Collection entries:
■ ■ ■ ■ ■

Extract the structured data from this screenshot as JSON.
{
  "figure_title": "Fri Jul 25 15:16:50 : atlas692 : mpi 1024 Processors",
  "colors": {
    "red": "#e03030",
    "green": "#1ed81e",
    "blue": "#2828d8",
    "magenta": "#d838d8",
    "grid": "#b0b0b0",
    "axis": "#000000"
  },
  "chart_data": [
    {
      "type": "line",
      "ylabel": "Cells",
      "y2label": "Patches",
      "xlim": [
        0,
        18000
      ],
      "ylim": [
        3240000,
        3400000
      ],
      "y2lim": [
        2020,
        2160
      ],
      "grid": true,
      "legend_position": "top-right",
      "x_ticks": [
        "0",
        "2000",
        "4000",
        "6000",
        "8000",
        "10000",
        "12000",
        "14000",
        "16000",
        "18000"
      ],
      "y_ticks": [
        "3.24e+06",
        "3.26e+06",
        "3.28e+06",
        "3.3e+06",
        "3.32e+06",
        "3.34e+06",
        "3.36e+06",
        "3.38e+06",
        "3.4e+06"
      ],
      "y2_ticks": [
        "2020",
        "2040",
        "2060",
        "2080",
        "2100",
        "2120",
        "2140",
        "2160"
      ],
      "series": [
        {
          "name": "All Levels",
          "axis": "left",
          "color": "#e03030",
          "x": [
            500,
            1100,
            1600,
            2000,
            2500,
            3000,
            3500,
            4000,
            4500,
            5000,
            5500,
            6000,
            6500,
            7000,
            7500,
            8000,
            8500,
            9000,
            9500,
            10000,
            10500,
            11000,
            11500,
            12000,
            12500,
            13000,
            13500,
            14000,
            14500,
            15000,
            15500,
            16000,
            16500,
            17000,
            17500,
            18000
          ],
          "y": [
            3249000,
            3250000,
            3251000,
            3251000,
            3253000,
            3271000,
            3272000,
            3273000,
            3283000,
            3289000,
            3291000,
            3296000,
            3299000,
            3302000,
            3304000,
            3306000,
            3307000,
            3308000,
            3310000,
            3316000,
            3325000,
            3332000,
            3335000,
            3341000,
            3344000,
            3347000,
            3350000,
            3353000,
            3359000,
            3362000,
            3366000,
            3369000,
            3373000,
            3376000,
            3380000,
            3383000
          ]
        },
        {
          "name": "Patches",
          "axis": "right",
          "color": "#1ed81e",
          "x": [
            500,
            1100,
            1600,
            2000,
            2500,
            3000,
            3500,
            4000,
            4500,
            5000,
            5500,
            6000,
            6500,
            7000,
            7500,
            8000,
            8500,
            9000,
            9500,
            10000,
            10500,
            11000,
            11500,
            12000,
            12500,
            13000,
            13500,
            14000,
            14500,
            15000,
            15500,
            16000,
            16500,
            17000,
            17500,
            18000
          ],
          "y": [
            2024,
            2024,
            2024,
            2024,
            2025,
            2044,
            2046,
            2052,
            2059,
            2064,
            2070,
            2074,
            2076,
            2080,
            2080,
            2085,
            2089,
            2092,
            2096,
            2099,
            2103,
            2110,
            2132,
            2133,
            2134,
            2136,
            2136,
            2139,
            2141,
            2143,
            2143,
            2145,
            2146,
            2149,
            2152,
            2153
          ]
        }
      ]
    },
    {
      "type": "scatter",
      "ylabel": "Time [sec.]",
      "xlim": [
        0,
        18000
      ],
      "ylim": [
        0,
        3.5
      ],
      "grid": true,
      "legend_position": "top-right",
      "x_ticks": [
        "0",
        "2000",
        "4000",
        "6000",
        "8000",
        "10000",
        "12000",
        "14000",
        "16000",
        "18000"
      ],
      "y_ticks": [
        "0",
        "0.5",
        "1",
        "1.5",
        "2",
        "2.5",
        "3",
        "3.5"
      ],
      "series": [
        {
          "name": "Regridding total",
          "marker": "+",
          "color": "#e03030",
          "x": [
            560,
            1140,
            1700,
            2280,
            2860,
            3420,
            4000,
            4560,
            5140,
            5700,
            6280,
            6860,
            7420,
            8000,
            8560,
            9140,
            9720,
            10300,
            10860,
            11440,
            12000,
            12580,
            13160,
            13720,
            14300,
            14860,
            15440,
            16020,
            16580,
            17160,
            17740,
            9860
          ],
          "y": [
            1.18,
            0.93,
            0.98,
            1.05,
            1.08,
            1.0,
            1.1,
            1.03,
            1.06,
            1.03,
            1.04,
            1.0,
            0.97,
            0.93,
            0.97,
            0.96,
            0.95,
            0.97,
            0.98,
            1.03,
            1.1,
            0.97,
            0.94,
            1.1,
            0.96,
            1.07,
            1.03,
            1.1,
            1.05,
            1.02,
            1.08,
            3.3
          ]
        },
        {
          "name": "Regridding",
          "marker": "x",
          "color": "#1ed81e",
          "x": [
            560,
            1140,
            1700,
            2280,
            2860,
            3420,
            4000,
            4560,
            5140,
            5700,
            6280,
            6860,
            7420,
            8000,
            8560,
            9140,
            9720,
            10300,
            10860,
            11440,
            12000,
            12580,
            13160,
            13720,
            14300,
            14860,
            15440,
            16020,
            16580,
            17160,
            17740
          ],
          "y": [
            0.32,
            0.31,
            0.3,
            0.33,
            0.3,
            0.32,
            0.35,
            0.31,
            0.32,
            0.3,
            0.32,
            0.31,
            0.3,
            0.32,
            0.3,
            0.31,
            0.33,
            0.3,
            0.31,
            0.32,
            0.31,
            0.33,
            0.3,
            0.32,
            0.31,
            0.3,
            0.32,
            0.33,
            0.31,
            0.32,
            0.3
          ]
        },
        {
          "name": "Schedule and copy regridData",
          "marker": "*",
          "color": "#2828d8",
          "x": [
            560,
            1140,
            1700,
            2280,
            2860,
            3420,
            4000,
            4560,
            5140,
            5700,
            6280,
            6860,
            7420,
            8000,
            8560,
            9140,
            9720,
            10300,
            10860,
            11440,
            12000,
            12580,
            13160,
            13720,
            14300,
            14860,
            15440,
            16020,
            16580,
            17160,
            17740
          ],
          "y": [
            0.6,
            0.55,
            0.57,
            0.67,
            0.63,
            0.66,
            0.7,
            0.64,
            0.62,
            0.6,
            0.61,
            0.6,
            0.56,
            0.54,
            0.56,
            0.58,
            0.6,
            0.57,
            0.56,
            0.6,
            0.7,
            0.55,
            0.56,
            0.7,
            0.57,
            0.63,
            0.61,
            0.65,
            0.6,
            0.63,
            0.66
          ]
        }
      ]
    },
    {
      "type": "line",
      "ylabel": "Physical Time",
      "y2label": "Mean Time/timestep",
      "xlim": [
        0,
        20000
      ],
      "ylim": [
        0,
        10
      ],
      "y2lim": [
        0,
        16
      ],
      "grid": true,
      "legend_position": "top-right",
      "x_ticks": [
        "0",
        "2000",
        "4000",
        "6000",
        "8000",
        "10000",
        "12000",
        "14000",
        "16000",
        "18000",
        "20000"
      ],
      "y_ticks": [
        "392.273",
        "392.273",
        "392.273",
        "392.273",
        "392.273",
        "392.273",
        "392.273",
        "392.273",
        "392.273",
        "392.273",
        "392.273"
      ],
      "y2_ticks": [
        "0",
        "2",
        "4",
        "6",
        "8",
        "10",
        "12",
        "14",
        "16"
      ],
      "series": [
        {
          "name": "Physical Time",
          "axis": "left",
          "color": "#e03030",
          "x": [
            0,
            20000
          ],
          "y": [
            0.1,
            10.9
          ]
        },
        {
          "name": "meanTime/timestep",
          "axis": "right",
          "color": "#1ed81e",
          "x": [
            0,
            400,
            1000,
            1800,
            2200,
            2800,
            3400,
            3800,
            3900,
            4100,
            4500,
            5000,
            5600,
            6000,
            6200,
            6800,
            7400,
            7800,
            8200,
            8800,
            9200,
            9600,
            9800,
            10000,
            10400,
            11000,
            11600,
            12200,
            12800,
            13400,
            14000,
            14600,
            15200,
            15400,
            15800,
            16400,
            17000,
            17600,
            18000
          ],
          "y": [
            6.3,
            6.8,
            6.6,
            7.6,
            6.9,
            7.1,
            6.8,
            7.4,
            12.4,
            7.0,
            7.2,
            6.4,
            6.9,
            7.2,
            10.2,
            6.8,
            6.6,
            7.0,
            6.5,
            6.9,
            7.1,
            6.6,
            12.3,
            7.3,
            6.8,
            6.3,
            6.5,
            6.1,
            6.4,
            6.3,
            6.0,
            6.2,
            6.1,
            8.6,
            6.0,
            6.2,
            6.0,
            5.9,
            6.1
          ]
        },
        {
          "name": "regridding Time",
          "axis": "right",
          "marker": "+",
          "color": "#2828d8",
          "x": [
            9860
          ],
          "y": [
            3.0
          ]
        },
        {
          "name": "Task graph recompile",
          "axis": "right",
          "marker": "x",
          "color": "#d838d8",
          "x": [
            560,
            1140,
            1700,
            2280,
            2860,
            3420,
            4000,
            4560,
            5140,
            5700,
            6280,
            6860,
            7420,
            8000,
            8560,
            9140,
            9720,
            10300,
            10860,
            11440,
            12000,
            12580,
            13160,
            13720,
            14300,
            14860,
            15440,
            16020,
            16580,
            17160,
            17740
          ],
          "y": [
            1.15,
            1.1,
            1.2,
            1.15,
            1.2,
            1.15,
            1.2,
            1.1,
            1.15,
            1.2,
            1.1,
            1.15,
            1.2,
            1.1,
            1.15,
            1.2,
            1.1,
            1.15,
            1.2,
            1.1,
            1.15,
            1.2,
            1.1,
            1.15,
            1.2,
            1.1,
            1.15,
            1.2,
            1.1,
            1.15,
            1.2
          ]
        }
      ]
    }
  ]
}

■ ■ ■ ■ ■

_Task description:_
Gather every line from the listing above in which "Physical" appears, and copy those lines.

_Result:_
      "ylabel": "Physical Time",
          "name": "Physical Time",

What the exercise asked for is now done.